Extract the full listing verbatim and drop any pictures from your copy.

--- START DATA LISTING ---

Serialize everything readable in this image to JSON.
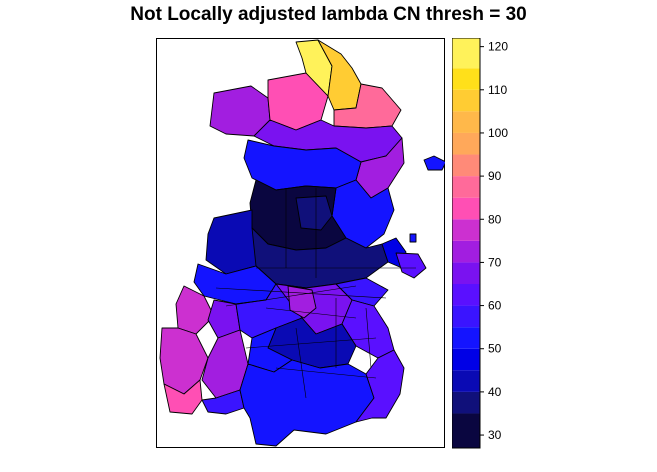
{
  "title": "Not Locally adjusted lambda CN thresh = 30",
  "legend": {
    "min": 27,
    "max": 122,
    "ticks": [
      "120",
      "110",
      "100",
      "90",
      "80",
      "70",
      "60",
      "50",
      "40",
      "30"
    ],
    "tick_values": [
      120,
      110,
      100,
      90,
      80,
      70,
      60,
      50,
      40,
      30
    ],
    "bands": [
      {
        "from": 27,
        "to": 35,
        "color": "#0a0640"
      },
      {
        "from": 35,
        "to": 40,
        "color": "#10107a"
      },
      {
        "from": 40,
        "to": 45,
        "color": "#0a0ab4"
      },
      {
        "from": 45,
        "to": 50,
        "color": "#0000e6"
      },
      {
        "from": 50,
        "to": 55,
        "color": "#1414ff"
      },
      {
        "from": 55,
        "to": 60,
        "color": "#3a14ff"
      },
      {
        "from": 60,
        "to": 65,
        "color": "#5a10ff"
      },
      {
        "from": 65,
        "to": 70,
        "color": "#7a12f0"
      },
      {
        "from": 70,
        "to": 75,
        "color": "#a21ee0"
      },
      {
        "from": 75,
        "to": 80,
        "color": "#cc30d0"
      },
      {
        "from": 80,
        "to": 85,
        "color": "#ff4fb4"
      },
      {
        "from": 85,
        "to": 90,
        "color": "#ff6a9a"
      },
      {
        "from": 90,
        "to": 95,
        "color": "#ff8a78"
      },
      {
        "from": 95,
        "to": 100,
        "color": "#ffa85a"
      },
      {
        "from": 100,
        "to": 105,
        "color": "#ffb84a"
      },
      {
        "from": 105,
        "to": 110,
        "color": "#ffcc33"
      },
      {
        "from": 110,
        "to": 115,
        "color": "#ffe01a"
      },
      {
        "from": 115,
        "to": 122,
        "color": "#fff25a"
      }
    ]
  }
}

--- END DATA LISTING ---

**EXERCISE OUTPUT:**
Serialize everything readable in this image to JSON.
{
  "title": "Not Locally adjusted lambda CN thresh = 30",
  "legend": {
    "min": 27,
    "max": 122,
    "ticks": [
      "120",
      "110",
      "100",
      "90",
      "80",
      "70",
      "60",
      "50",
      "40",
      "30"
    ],
    "tick_values": [
      120,
      110,
      100,
      90,
      80,
      70,
      60,
      50,
      40,
      30
    ],
    "bands": [
      {
        "from": 27,
        "to": 35,
        "color": "#0a0640"
      },
      {
        "from": 35,
        "to": 40,
        "color": "#10107a"
      },
      {
        "from": 40,
        "to": 45,
        "color": "#0a0ab4"
      },
      {
        "from": 45,
        "to": 50,
        "color": "#0000e6"
      },
      {
        "from": 50,
        "to": 55,
        "color": "#1414ff"
      },
      {
        "from": 55,
        "to": 60,
        "color": "#3a14ff"
      },
      {
        "from": 60,
        "to": 65,
        "color": "#5a10ff"
      },
      {
        "from": 65,
        "to": 70,
        "color": "#7a12f0"
      },
      {
        "from": 70,
        "to": 75,
        "color": "#a21ee0"
      },
      {
        "from": 75,
        "to": 80,
        "color": "#cc30d0"
      },
      {
        "from": 80,
        "to": 85,
        "color": "#ff4fb4"
      },
      {
        "from": 85,
        "to": 90,
        "color": "#ff6a9a"
      },
      {
        "from": 90,
        "to": 95,
        "color": "#ff8a78"
      },
      {
        "from": 95,
        "to": 100,
        "color": "#ffa85a"
      },
      {
        "from": 100,
        "to": 105,
        "color": "#ffb84a"
      },
      {
        "from": 105,
        "to": 110,
        "color": "#ffcc33"
      },
      {
        "from": 110,
        "to": 115,
        "color": "#ffe01a"
      },
      {
        "from": 115,
        "to": 122,
        "color": "#fff25a"
      }
    ]
  }
}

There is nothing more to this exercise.